REQUEST
Locate the string "beta" throughout the material and copy every line in which it occurs.

DATA FOR THE TASK

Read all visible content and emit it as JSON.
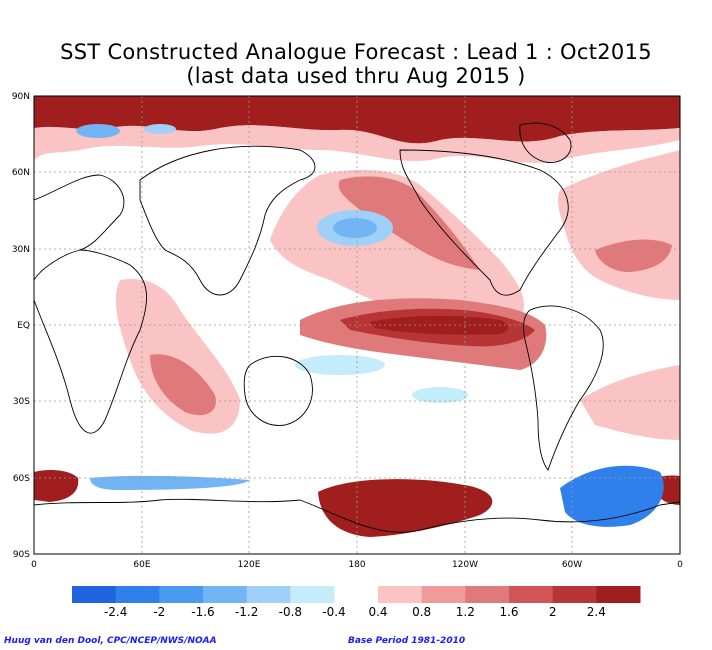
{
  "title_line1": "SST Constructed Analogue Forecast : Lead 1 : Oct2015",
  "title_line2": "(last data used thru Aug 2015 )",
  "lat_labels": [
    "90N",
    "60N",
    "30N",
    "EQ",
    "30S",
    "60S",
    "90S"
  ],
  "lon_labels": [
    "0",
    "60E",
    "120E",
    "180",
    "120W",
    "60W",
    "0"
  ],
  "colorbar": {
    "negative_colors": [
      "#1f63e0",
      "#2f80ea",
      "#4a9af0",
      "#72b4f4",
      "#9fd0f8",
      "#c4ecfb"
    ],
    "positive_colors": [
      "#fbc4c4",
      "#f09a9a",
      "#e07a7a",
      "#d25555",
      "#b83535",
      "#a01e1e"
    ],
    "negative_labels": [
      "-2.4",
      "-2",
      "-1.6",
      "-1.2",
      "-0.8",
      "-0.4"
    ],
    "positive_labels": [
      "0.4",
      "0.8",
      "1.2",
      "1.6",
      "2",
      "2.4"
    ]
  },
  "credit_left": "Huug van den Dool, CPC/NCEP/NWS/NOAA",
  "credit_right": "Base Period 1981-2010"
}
==
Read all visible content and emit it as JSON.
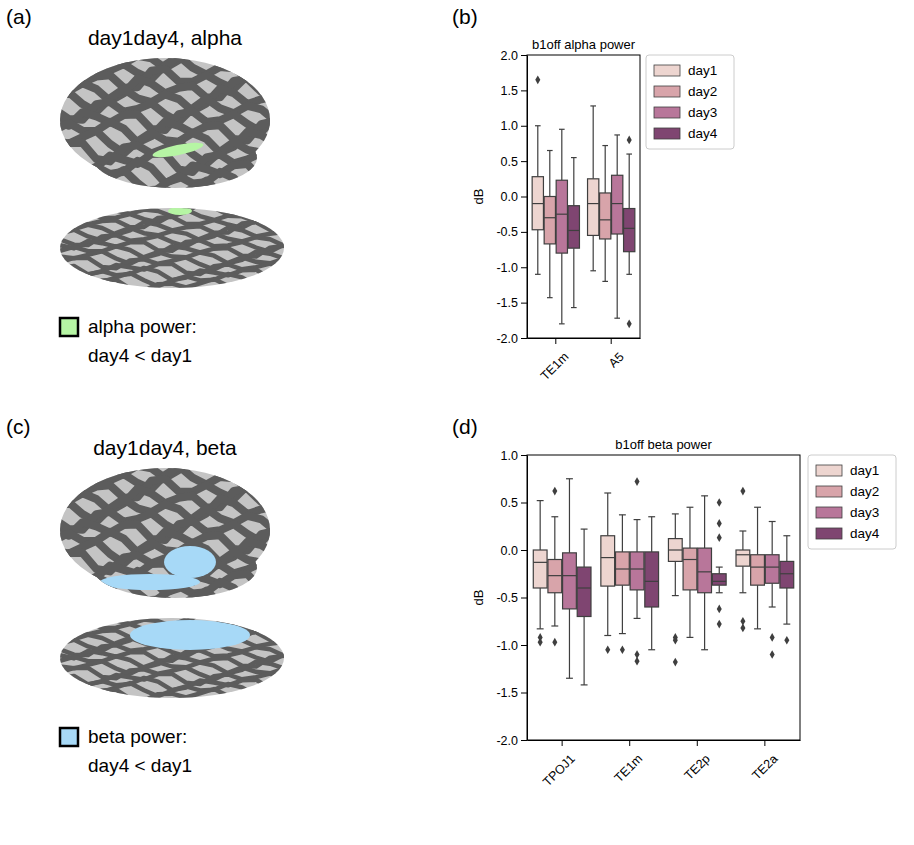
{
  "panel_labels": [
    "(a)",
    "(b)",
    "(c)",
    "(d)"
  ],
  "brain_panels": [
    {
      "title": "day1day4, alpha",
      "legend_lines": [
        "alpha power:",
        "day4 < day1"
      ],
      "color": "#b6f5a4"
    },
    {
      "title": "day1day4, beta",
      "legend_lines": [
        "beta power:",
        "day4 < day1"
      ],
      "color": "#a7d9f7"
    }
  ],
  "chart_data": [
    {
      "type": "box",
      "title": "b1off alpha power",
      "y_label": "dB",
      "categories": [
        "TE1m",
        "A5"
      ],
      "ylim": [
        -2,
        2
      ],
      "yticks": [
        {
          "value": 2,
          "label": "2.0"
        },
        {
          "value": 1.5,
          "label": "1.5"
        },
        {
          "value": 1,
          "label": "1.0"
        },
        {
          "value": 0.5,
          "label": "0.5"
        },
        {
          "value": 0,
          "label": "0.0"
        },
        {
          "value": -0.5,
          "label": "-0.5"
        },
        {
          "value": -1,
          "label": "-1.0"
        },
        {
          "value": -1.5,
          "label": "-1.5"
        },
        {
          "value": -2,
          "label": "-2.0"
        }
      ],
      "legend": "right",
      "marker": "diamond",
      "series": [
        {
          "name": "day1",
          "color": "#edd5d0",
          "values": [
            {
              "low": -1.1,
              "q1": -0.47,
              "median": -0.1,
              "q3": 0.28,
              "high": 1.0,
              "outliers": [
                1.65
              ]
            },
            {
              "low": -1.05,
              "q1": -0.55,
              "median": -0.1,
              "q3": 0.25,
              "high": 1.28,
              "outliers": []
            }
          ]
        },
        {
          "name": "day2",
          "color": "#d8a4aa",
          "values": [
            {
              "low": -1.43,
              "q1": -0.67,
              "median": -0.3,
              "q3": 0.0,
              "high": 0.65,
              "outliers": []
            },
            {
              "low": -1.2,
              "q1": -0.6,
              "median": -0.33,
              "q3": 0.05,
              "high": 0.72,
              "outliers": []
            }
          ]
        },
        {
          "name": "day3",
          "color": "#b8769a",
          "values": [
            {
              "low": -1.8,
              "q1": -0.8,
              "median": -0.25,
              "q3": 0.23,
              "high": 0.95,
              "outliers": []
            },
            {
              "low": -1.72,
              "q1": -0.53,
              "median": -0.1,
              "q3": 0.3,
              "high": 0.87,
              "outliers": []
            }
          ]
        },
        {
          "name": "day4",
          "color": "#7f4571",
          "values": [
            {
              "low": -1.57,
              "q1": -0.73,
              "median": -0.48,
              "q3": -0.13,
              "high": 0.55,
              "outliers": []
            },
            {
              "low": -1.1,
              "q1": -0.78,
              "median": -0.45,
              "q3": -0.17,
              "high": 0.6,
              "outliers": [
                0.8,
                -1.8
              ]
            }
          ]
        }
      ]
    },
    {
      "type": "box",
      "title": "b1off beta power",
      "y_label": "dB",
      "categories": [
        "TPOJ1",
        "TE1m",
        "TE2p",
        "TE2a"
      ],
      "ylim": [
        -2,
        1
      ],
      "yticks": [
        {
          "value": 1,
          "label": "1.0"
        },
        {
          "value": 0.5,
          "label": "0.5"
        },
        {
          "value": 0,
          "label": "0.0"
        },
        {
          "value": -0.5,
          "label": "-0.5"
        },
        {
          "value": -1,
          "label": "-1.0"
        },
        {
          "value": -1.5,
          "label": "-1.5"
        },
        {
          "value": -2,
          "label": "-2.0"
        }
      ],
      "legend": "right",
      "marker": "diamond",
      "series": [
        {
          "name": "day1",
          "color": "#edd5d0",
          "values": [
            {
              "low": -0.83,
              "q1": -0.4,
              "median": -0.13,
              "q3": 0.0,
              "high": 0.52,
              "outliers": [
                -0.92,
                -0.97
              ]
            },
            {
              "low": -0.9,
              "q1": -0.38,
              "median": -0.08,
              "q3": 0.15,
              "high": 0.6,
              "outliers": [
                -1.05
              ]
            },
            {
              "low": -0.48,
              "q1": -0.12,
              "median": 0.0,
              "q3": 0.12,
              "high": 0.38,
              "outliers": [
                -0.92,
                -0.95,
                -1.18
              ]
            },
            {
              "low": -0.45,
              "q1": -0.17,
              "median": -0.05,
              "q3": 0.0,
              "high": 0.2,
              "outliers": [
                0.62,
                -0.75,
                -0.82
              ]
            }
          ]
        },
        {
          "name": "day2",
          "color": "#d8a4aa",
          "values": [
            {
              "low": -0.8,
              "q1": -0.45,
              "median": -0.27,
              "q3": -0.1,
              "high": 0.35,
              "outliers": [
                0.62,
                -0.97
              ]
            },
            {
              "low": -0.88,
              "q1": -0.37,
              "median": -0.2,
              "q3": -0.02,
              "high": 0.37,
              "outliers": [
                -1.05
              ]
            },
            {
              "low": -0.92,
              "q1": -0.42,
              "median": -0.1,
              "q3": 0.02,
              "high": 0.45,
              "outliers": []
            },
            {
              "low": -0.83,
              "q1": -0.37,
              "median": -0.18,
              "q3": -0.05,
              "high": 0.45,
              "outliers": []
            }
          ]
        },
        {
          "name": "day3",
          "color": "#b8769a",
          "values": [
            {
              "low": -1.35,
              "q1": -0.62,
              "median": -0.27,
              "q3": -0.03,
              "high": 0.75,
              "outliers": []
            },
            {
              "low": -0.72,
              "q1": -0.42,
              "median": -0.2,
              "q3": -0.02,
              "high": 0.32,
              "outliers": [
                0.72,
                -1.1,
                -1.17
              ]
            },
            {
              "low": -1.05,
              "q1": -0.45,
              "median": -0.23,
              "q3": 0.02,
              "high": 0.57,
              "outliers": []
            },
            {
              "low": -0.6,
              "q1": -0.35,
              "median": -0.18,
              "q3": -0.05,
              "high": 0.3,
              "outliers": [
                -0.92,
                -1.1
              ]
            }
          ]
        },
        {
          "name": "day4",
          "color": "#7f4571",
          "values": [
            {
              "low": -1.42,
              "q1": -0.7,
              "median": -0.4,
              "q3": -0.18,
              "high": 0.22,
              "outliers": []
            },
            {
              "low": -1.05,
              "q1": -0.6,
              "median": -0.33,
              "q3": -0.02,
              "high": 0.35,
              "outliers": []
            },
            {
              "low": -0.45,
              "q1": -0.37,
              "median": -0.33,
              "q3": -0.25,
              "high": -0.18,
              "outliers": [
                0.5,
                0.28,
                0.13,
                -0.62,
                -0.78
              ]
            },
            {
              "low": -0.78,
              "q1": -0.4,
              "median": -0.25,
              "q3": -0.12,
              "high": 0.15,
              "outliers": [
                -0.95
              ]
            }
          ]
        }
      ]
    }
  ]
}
--
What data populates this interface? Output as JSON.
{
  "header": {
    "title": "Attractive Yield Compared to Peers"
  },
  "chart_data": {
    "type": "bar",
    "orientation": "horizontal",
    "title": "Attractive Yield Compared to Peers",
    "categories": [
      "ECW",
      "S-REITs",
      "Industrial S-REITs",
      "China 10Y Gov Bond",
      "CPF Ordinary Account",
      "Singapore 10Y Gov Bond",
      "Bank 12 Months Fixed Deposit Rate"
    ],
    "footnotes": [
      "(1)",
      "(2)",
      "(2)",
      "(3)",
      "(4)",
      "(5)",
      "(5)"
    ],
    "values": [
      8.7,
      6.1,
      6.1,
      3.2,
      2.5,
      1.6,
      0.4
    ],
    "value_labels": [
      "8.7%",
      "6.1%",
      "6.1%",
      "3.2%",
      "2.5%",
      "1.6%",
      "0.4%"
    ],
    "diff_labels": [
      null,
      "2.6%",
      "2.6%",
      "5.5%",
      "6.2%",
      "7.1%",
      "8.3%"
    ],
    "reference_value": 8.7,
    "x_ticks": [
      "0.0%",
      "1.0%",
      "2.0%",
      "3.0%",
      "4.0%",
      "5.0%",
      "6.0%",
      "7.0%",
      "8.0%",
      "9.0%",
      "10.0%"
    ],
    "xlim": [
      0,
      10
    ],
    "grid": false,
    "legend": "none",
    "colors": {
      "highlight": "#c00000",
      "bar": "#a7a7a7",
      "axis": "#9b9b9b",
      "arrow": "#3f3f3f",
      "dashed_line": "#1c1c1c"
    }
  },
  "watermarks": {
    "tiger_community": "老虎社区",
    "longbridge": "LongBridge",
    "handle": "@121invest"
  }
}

WRITTEN REPLY
      "title": "day1day4, beta",
        "beta power:",
      "title": "b1off beta power",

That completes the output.